### RECORDS FOR PROCESSING
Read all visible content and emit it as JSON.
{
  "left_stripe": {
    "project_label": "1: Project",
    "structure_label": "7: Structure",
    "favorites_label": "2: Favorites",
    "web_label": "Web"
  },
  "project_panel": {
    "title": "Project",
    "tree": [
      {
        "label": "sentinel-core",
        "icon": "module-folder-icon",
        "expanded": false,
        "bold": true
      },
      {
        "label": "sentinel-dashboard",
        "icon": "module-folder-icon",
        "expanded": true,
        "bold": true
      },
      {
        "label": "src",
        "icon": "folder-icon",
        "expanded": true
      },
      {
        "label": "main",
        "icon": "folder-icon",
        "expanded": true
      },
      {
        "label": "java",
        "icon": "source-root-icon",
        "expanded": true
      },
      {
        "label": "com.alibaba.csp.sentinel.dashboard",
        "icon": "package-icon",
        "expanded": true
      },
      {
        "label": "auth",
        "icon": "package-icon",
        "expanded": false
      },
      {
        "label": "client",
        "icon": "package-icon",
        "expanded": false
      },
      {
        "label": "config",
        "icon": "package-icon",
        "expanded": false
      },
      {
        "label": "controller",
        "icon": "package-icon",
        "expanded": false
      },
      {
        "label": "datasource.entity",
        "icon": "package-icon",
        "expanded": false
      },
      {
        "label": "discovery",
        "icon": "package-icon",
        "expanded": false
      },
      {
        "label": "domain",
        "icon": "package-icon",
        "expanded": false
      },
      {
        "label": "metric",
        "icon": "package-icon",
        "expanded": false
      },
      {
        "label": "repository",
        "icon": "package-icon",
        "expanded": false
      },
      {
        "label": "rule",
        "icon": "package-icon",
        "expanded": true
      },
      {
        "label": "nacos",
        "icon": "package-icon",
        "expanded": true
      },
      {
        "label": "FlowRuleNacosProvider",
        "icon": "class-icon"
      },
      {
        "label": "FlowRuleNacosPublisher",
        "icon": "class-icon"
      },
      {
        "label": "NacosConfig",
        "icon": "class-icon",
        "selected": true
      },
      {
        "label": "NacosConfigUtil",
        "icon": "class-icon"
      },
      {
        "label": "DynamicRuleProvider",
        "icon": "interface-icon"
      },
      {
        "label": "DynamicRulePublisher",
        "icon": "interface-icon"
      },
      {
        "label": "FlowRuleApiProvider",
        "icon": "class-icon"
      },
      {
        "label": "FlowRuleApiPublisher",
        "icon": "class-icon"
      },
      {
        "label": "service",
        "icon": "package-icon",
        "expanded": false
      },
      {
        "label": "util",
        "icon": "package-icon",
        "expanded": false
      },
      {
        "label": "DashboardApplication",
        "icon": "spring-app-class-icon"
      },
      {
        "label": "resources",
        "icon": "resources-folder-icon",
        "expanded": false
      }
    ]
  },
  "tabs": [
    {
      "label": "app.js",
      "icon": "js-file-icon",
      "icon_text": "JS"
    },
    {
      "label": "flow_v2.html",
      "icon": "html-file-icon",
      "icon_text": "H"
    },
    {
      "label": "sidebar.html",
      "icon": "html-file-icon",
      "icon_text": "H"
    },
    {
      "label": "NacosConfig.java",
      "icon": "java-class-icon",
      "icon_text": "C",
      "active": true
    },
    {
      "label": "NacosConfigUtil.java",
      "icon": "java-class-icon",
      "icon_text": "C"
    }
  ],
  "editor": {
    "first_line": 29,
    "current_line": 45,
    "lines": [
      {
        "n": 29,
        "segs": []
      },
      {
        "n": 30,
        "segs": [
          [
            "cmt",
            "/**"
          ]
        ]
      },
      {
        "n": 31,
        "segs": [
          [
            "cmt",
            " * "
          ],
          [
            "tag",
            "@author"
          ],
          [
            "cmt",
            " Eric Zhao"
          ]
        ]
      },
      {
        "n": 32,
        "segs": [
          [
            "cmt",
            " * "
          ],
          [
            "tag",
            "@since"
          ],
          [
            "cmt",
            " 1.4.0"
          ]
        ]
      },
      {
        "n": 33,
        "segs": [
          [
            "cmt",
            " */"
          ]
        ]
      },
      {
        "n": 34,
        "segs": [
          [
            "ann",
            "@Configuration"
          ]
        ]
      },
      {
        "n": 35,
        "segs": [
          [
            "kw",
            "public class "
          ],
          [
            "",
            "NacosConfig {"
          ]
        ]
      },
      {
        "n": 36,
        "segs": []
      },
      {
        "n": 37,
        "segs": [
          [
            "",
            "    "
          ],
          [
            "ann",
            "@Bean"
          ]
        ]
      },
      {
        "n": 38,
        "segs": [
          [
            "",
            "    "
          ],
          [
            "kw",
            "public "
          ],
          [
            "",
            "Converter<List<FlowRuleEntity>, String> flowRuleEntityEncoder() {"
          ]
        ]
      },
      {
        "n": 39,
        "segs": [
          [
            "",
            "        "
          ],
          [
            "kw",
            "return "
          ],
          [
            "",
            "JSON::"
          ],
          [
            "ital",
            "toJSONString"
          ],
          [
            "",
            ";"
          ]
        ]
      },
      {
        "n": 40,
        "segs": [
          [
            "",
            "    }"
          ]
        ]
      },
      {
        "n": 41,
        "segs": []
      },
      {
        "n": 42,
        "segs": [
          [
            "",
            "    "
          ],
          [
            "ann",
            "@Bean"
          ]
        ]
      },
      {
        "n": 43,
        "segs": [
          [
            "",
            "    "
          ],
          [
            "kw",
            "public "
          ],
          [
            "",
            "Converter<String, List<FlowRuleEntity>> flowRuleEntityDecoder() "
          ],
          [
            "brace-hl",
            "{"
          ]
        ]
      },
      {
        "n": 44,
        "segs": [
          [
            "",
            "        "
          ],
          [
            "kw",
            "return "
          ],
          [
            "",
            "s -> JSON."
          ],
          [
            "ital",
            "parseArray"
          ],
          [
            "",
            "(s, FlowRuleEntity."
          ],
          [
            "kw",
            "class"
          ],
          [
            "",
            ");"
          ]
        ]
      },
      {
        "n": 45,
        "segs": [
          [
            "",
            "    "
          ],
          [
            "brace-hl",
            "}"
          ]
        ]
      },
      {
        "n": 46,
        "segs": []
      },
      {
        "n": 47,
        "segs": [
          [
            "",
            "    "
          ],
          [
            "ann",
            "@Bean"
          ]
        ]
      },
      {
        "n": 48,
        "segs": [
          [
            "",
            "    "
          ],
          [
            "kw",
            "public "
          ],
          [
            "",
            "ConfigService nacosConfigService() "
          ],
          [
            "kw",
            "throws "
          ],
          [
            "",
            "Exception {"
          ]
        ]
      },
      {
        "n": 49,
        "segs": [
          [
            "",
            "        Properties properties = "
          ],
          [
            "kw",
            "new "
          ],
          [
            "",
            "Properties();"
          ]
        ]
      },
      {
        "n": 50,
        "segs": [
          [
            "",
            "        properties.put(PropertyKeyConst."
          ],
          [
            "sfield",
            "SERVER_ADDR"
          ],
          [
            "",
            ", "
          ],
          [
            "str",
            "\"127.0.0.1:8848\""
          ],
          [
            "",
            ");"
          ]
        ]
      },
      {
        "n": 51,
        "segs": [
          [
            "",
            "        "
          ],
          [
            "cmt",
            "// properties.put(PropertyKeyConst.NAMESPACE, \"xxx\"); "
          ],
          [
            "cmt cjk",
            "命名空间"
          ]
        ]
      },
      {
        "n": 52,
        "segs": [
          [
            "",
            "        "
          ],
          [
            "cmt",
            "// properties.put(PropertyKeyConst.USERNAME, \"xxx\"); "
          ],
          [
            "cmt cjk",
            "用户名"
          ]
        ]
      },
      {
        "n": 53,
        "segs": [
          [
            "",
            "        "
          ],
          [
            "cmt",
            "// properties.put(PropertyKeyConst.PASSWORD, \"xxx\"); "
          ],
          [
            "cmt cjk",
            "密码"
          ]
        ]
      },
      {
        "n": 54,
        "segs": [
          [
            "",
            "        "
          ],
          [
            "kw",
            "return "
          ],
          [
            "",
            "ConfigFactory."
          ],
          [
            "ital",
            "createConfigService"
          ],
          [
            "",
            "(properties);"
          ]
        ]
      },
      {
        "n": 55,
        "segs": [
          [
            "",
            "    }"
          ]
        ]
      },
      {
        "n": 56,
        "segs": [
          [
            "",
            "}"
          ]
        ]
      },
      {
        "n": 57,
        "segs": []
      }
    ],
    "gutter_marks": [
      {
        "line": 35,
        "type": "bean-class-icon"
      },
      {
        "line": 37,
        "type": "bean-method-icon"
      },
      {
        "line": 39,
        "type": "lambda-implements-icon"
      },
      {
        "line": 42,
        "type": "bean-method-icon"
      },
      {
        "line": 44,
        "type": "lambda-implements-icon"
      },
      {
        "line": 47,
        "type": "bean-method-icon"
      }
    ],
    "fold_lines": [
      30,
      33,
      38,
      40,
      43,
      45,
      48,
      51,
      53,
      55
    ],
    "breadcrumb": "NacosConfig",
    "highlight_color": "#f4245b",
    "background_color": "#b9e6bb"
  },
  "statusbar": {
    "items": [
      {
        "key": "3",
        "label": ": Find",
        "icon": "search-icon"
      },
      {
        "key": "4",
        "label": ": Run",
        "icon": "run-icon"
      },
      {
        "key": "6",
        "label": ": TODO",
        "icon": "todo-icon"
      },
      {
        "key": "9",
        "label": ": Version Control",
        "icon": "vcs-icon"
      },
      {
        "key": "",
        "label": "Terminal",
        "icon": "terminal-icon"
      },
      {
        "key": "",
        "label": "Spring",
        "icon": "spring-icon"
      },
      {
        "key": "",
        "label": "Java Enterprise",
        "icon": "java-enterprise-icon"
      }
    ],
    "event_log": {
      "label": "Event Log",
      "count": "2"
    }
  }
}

### INSTRUCTION
Search the entries for the word "FlowRuleEntity" and copy every line that has it.

### SOLUTION FOR THIS PROBLEM
            "Converter<List<FlowRuleEntity>, String> flowRuleEntityEncoder() {"
            "Converter<String, List<FlowRuleEntity>> flowRuleEntityDecoder() "
            "(s, FlowRuleEntity."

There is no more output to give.